Figure collection entries
>> start

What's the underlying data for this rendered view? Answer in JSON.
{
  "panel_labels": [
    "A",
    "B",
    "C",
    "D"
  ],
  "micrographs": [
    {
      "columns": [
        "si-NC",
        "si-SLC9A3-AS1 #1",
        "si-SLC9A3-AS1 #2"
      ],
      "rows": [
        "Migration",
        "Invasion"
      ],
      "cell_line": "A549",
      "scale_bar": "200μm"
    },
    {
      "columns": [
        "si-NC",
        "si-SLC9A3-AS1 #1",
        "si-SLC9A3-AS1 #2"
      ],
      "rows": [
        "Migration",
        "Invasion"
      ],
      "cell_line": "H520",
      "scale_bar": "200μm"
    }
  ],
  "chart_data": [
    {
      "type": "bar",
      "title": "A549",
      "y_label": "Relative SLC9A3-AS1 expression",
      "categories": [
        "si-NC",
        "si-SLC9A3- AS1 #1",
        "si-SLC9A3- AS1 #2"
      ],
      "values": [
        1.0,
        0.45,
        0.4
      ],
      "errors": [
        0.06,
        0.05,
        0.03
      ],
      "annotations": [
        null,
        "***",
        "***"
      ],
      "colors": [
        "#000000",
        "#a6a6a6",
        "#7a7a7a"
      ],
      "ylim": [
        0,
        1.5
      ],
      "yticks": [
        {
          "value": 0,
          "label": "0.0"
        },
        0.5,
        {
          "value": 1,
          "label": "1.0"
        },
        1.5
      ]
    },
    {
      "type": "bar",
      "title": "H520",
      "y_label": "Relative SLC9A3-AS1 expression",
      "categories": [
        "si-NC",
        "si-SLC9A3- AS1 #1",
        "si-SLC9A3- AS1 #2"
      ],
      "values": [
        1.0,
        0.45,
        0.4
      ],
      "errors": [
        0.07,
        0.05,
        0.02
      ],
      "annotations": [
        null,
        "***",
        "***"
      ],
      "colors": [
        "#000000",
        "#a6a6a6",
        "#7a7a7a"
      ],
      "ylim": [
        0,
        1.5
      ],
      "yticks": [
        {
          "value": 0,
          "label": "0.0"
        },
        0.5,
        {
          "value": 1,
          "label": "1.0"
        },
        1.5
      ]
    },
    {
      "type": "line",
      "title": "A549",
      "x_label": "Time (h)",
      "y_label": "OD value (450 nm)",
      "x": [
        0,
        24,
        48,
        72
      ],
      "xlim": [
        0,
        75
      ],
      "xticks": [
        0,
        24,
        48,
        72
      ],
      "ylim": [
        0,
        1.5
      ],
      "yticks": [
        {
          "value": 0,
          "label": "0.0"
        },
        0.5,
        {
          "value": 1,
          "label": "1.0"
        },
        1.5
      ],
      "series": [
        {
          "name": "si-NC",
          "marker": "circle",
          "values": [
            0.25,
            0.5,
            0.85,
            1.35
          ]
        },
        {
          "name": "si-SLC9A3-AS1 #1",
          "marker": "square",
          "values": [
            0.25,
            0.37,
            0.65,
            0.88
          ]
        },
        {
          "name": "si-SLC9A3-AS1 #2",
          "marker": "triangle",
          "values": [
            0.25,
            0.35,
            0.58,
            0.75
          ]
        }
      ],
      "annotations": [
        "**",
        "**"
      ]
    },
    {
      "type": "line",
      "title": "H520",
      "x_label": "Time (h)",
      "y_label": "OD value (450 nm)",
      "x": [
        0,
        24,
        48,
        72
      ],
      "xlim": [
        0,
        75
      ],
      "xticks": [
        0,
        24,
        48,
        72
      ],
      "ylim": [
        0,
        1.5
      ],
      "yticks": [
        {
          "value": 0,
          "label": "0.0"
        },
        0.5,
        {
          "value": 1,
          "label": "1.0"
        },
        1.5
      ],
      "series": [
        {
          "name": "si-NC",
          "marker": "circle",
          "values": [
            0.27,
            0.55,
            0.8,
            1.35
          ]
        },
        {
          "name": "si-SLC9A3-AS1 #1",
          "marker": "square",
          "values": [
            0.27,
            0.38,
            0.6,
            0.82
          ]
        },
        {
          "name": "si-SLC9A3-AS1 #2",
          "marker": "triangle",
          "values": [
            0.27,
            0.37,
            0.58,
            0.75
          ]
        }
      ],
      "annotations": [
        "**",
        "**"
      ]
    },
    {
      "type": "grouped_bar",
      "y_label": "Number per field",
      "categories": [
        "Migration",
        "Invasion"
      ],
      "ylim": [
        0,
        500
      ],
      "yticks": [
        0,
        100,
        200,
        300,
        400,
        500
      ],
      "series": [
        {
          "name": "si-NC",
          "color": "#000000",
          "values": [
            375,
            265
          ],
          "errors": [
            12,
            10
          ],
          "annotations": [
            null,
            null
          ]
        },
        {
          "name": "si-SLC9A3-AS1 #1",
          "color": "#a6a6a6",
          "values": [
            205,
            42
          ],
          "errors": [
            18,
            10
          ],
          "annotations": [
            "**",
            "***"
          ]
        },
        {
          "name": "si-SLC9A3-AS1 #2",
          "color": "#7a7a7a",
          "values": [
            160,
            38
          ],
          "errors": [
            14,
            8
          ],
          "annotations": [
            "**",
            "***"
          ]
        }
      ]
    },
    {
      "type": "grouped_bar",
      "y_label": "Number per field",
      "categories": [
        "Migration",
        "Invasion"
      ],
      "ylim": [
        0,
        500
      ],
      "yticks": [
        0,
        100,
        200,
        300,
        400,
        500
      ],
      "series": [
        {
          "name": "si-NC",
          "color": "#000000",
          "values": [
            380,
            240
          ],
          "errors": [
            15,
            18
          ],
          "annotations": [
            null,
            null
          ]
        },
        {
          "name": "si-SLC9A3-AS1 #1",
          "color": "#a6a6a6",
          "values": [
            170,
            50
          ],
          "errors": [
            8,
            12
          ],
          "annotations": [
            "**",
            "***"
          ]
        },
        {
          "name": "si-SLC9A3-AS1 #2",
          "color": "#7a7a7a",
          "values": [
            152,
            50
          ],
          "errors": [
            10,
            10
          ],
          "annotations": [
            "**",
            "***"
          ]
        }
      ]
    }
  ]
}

>> end

Please quote every record above exactly as it appears.

[Result below]
What's the underlying data for this rendered view? Answer in JSON.
{
  "panel_labels": [
    "A",
    "B",
    "C",
    "D"
  ],
  "micrographs": [
    {
      "columns": [
        "si-NC",
        "si-SLC9A3-AS1 #1",
        "si-SLC9A3-AS1 #2"
      ],
      "rows": [
        "Migration",
        "Invasion"
      ],
      "cell_line": "A549",
      "scale_bar": "200μm"
    },
    {
      "columns": [
        "si-NC",
        "si-SLC9A3-AS1 #1",
        "si-SLC9A3-AS1 #2"
      ],
      "rows": [
        "Migration",
        "Invasion"
      ],
      "cell_line": "H520",
      "scale_bar": "200μm"
    }
  ],
  "chart_data": [
    {
      "type": "bar",
      "title": "A549",
      "y_label": "Relative SLC9A3-AS1 expression",
      "categories": [
        "si-NC",
        "si-SLC9A3- AS1 #1",
        "si-SLC9A3- AS1 #2"
      ],
      "values": [
        1.0,
        0.45,
        0.4
      ],
      "errors": [
        0.06,
        0.05,
        0.03
      ],
      "annotations": [
        null,
        "***",
        "***"
      ],
      "colors": [
        "#000000",
        "#a6a6a6",
        "#7a7a7a"
      ],
      "ylim": [
        0,
        1.5
      ],
      "yticks": [
        {
          "value": 0,
          "label": "0.0"
        },
        0.5,
        {
          "value": 1,
          "label": "1.0"
        },
        1.5
      ]
    },
    {
      "type": "bar",
      "title": "H520",
      "y_label": "Relative SLC9A3-AS1 expression",
      "categories": [
        "si-NC",
        "si-SLC9A3- AS1 #1",
        "si-SLC9A3- AS1 #2"
      ],
      "values": [
        1.0,
        0.45,
        0.4
      ],
      "errors": [
        0.07,
        0.05,
        0.02
      ],
      "annotations": [
        null,
        "***",
        "***"
      ],
      "colors": [
        "#000000",
        "#a6a6a6",
        "#7a7a7a"
      ],
      "ylim": [
        0,
        1.5
      ],
      "yticks": [
        {
          "value": 0,
          "label": "0.0"
        },
        0.5,
        {
          "value": 1,
          "label": "1.0"
        },
        1.5
      ]
    },
    {
      "type": "line",
      "title": "A549",
      "x_label": "Time (h)",
      "y_label": "OD value (450 nm)",
      "x": [
        0,
        24,
        48,
        72
      ],
      "xlim": [
        0,
        75
      ],
      "xticks": [
        0,
        24,
        48,
        72
      ],
      "ylim": [
        0,
        1.5
      ],
      "yticks": [
        {
          "value": 0,
          "label": "0.0"
        },
        0.5,
        {
          "value": 1,
          "label": "1.0"
        },
        1.5
      ],
      "series": [
        {
          "name": "si-NC",
          "marker": "circle",
          "values": [
            0.25,
            0.5,
            0.85,
            1.35
          ]
        },
        {
          "name": "si-SLC9A3-AS1 #1",
          "marker": "square",
          "values": [
            0.25,
            0.37,
            0.65,
            0.88
          ]
        },
        {
          "name": "si-SLC9A3-AS1 #2",
          "marker": "triangle",
          "values": [
            0.25,
            0.35,
            0.58,
            0.75
          ]
        }
      ],
      "annotations": [
        "**",
        "**"
      ]
    },
    {
      "type": "line",
      "title": "H520",
      "x_label": "Time (h)",
      "y_label": "OD value (450 nm)",
      "x": [
        0,
        24,
        48,
        72
      ],
      "xlim": [
        0,
        75
      ],
      "xticks": [
        0,
        24,
        48,
        72
      ],
      "ylim": [
        0,
        1.5
      ],
      "yticks": [
        {
          "value": 0,
          "label": "0.0"
        },
        0.5,
        {
          "value": 1,
          "label": "1.0"
        },
        1.5
      ],
      "series": [
        {
          "name": "si-NC",
          "marker": "circle",
          "values": [
            0.27,
            0.55,
            0.8,
            1.35
          ]
        },
        {
          "name": "si-SLC9A3-AS1 #1",
          "marker": "square",
          "values": [
            0.27,
            0.38,
            0.6,
            0.82
          ]
        },
        {
          "name": "si-SLC9A3-AS1 #2",
          "marker": "triangle",
          "values": [
            0.27,
            0.37,
            0.58,
            0.75
          ]
        }
      ],
      "annotations": [
        "**",
        "**"
      ]
    },
    {
      "type": "grouped_bar",
      "y_label": "Number per field",
      "categories": [
        "Migration",
        "Invasion"
      ],
      "ylim": [
        0,
        500
      ],
      "yticks": [
        0,
        100,
        200,
        300,
        400,
        500
      ],
      "series": [
        {
          "name": "si-NC",
          "color": "#000000",
          "values": [
            375,
            265
          ],
          "errors": [
            12,
            10
          ],
          "annotations": [
            null,
            null
          ]
        },
        {
          "name": "si-SLC9A3-AS1 #1",
          "color": "#a6a6a6",
          "values": [
            205,
            42
          ],
          "errors": [
            18,
            10
          ],
          "annotations": [
            "**",
            "***"
          ]
        },
        {
          "name": "si-SLC9A3-AS1 #2",
          "color": "#7a7a7a",
          "values": [
            160,
            38
          ],
          "errors": [
            14,
            8
          ],
          "annotations": [
            "**",
            "***"
          ]
        }
      ]
    },
    {
      "type": "grouped_bar",
      "y_label": "Number per field",
      "categories": [
        "Migration",
        "Invasion"
      ],
      "ylim": [
        0,
        500
      ],
      "yticks": [
        0,
        100,
        200,
        300,
        400,
        500
      ],
      "series": [
        {
          "name": "si-NC",
          "color": "#000000",
          "values": [
            380,
            240
          ],
          "errors": [
            15,
            18
          ],
          "annotations": [
            null,
            null
          ]
        },
        {
          "name": "si-SLC9A3-AS1 #1",
          "color": "#a6a6a6",
          "values": [
            170,
            50
          ],
          "errors": [
            8,
            12
          ],
          "annotations": [
            "**",
            "***"
          ]
        },
        {
          "name": "si-SLC9A3-AS1 #2",
          "color": "#7a7a7a",
          "values": [
            152,
            50
          ],
          "errors": [
            10,
            10
          ],
          "annotations": [
            "**",
            "***"
          ]
        }
      ]
    }
  ]
}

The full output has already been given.